TASK BRIEF - Convert the lines below into a Markdown table with two columns, Row and Line. Start with the line that contains "Annotate this image: element" and go through the line that contains "window-chrome: Screenshot.kdbx ▾", leaving out blank lines and the pictures.
___ RECORDS SHOWN ___
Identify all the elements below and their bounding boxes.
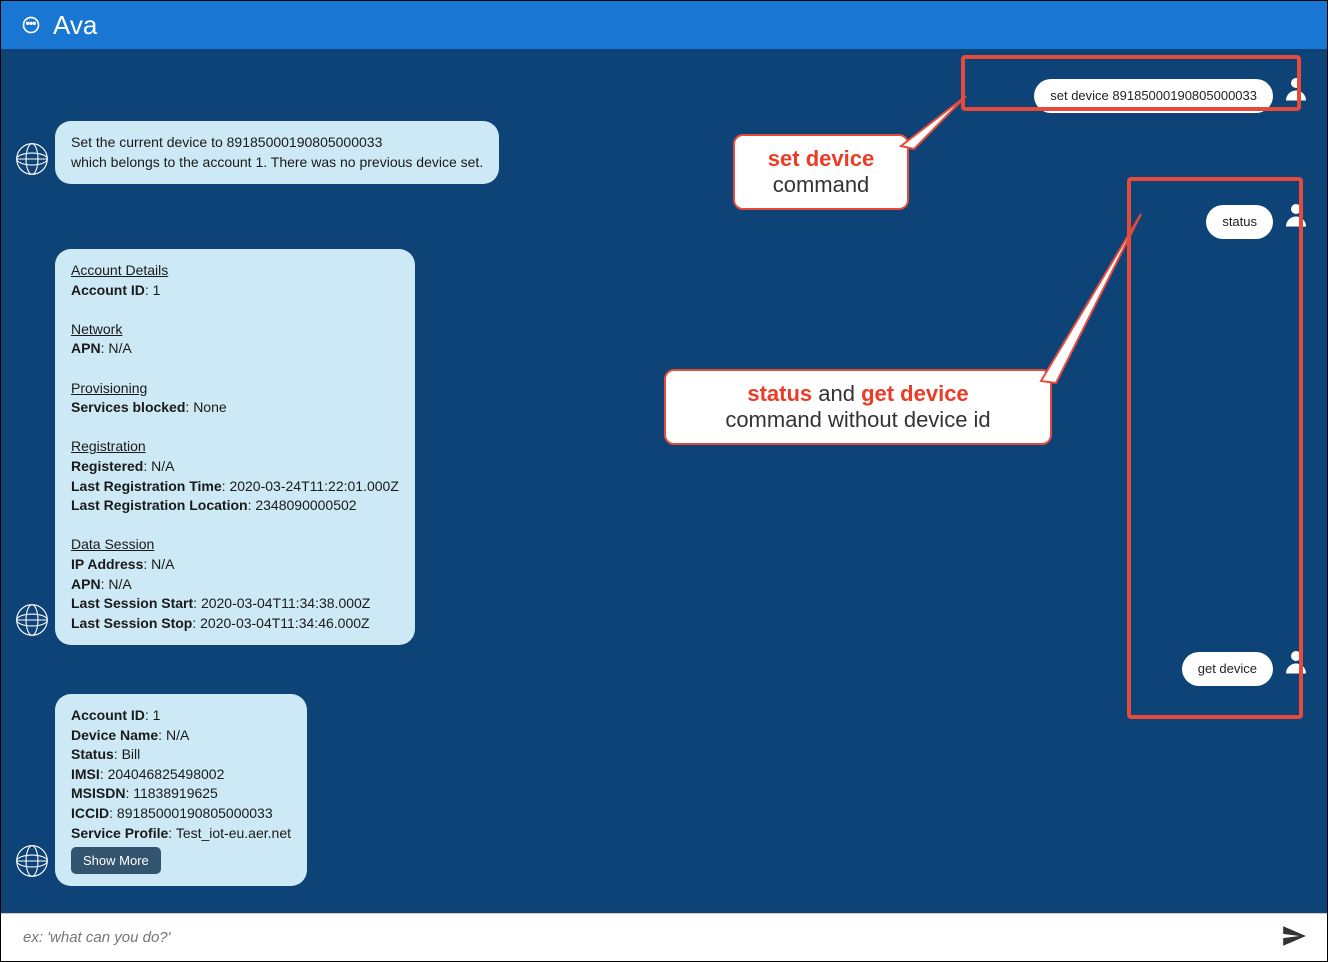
___
___ RECORDS SHOWN ___
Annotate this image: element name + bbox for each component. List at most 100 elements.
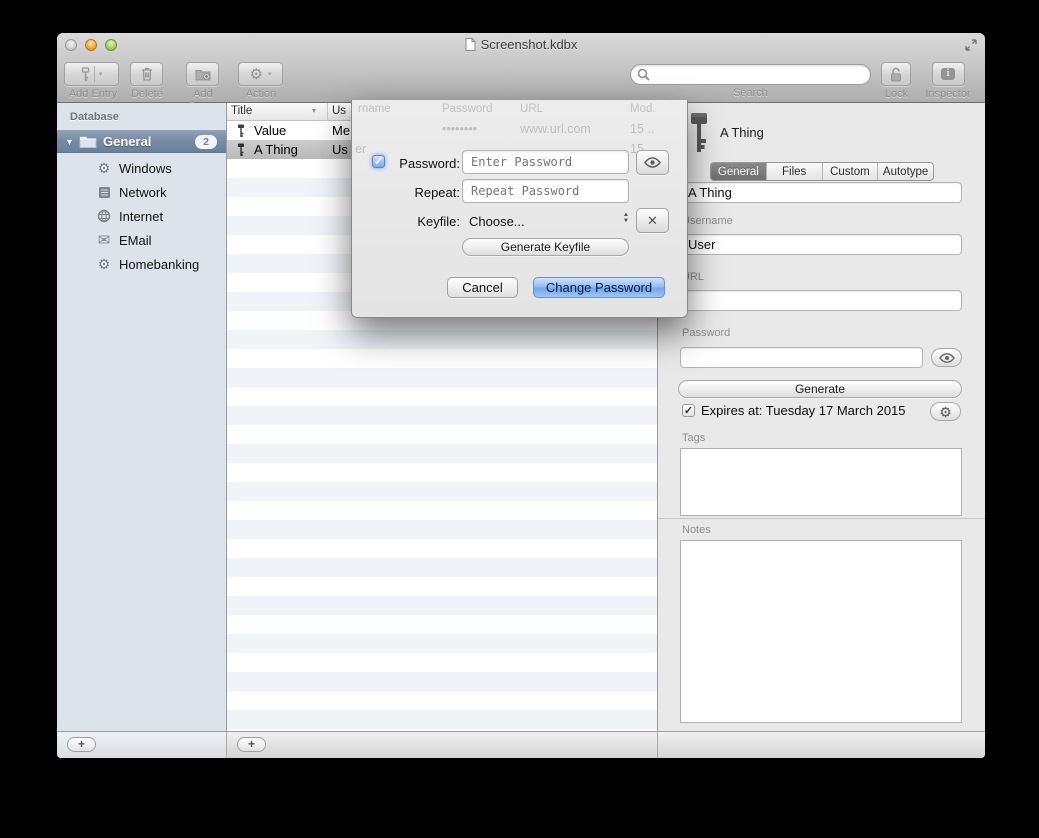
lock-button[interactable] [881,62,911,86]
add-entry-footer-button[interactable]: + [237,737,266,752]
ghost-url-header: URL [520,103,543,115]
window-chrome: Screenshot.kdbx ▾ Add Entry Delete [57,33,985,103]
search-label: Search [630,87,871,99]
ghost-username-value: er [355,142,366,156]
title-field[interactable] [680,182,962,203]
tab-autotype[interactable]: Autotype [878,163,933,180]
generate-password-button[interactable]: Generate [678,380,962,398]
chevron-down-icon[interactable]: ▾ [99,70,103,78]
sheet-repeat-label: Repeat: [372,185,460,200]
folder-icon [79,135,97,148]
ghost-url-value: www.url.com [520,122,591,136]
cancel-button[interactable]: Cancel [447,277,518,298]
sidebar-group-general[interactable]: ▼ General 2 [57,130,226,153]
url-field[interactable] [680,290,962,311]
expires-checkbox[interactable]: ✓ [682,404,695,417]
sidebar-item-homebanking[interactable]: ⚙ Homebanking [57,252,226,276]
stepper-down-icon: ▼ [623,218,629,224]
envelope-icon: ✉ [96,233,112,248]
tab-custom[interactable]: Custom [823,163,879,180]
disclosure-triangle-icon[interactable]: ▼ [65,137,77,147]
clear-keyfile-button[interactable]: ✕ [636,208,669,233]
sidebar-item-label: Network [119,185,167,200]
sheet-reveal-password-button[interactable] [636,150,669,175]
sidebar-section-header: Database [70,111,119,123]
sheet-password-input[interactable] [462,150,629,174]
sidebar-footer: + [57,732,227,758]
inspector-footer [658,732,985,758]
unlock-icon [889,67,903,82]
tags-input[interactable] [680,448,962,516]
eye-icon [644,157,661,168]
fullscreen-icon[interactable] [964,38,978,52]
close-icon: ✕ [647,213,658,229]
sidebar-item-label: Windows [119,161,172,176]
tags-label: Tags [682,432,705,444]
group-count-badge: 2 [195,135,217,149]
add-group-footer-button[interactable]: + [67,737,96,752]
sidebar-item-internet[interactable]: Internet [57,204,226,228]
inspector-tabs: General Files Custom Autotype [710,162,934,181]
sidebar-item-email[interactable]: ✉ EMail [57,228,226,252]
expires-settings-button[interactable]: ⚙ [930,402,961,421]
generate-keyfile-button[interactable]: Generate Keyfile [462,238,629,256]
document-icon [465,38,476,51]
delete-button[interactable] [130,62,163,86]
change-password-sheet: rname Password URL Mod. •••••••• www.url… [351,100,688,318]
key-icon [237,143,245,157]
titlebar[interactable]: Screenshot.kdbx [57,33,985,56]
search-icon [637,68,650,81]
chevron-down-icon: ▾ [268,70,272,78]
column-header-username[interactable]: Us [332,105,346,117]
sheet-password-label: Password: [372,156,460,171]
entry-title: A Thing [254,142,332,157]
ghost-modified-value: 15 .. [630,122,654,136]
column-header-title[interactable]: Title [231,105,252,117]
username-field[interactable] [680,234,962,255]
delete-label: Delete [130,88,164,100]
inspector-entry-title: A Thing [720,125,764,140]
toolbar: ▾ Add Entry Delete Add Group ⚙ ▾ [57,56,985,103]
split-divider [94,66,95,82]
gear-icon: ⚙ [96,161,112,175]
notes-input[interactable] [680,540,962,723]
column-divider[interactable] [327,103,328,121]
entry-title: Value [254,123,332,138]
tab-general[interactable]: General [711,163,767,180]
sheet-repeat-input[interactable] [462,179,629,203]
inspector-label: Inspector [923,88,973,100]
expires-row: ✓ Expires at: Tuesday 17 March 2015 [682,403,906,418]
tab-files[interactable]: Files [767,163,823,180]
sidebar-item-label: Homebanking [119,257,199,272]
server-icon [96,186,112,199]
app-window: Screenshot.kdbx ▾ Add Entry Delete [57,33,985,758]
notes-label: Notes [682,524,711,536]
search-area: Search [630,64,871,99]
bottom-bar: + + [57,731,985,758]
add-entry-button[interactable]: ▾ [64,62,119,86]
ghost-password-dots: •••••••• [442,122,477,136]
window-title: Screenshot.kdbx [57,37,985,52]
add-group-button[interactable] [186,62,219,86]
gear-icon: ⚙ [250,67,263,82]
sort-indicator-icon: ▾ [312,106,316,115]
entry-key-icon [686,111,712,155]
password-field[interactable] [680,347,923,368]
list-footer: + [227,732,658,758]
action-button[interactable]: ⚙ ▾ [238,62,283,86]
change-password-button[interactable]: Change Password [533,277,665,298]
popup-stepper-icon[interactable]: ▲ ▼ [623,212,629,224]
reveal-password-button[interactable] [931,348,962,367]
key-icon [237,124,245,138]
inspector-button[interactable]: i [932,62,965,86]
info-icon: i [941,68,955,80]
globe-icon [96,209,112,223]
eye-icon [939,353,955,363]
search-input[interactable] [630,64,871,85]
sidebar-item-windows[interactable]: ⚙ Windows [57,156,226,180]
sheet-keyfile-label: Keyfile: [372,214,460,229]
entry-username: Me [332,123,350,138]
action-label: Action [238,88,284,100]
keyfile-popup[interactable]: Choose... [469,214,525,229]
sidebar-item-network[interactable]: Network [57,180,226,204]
___
PROBLEM SOLUTION -
| Row | Line |
|---|---|
| 1 | Annotate this image: element name + bbox for each component. List at most 100 elements. |
| 2 | lock-button[interactable] [881,62,911,86] |
| 3 | add-entry-footer-button[interactable]: + [237,737,266,752] |
| 4 | ghost-url-header: URL [520,103,543,115] |
| 5 | window-chrome: Screenshot.kdbx ▾ Add Entry Delete [57,33,985,103] |